RAW RECORDS

----

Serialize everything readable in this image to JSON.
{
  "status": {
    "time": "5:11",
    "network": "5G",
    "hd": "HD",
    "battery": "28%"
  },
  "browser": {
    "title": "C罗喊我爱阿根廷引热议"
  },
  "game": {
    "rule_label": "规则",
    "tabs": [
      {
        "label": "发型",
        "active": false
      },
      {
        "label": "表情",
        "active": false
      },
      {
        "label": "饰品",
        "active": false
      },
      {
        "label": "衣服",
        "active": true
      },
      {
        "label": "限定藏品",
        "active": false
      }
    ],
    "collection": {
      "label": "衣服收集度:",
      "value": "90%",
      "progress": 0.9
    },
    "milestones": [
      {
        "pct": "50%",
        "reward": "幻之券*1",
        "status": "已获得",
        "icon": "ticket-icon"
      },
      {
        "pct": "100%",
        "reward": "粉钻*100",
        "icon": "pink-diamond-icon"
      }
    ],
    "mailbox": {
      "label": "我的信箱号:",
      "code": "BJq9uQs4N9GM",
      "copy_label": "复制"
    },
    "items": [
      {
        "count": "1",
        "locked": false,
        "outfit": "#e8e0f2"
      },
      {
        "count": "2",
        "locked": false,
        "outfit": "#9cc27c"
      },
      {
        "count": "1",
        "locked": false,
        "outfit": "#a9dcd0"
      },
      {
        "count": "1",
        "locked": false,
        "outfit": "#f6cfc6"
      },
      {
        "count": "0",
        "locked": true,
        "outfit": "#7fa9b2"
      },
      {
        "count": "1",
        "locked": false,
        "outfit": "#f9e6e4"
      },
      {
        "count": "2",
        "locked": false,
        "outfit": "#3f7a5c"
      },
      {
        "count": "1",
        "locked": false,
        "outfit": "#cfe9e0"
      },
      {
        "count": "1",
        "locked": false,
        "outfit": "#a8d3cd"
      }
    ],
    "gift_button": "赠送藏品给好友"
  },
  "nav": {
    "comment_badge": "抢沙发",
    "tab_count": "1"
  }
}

----

STATED EXERCISE
Repeat the material above in full, keeping every word.

RESPONSE TO THE EXERCISE
Serialize everything readable in this image to JSON.
{
  "status": {
    "time": "5:11",
    "network": "5G",
    "hd": "HD",
    "battery": "28%"
  },
  "browser": {
    "title": "C罗喊我爱阿根廷引热议"
  },
  "game": {
    "rule_label": "规则",
    "tabs": [
      {
        "label": "发型",
        "active": false
      },
      {
        "label": "表情",
        "active": false
      },
      {
        "label": "饰品",
        "active": false
      },
      {
        "label": "衣服",
        "active": true
      },
      {
        "label": "限定藏品",
        "active": false
      }
    ],
    "collection": {
      "label": "衣服收集度:",
      "value": "90%",
      "progress": 0.9
    },
    "milestones": [
      {
        "pct": "50%",
        "reward": "幻之券*1",
        "status": "已获得",
        "icon": "ticket-icon"
      },
      {
        "pct": "100%",
        "reward": "粉钻*100",
        "icon": "pink-diamond-icon"
      }
    ],
    "mailbox": {
      "label": "我的信箱号:",
      "code": "BJq9uQs4N9GM",
      "copy_label": "复制"
    },
    "items": [
      {
        "count": "1",
        "locked": false,
        "outfit": "#e8e0f2"
      },
      {
        "count": "2",
        "locked": false,
        "outfit": "#9cc27c"
      },
      {
        "count": "1",
        "locked": false,
        "outfit": "#a9dcd0"
      },
      {
        "count": "1",
        "locked": false,
        "outfit": "#f6cfc6"
      },
      {
        "count": "0",
        "locked": true,
        "outfit": "#7fa9b2"
      },
      {
        "count": "1",
        "locked": false,
        "outfit": "#f9e6e4"
      },
      {
        "count": "2",
        "locked": false,
        "outfit": "#3f7a5c"
      },
      {
        "count": "1",
        "locked": false,
        "outfit": "#cfe9e0"
      },
      {
        "count": "1",
        "locked": false,
        "outfit": "#a8d3cd"
      }
    ],
    "gift_button": "赠送藏品给好友"
  },
  "nav": {
    "comment_badge": "抢沙发",
    "tab_count": "1"
  }
}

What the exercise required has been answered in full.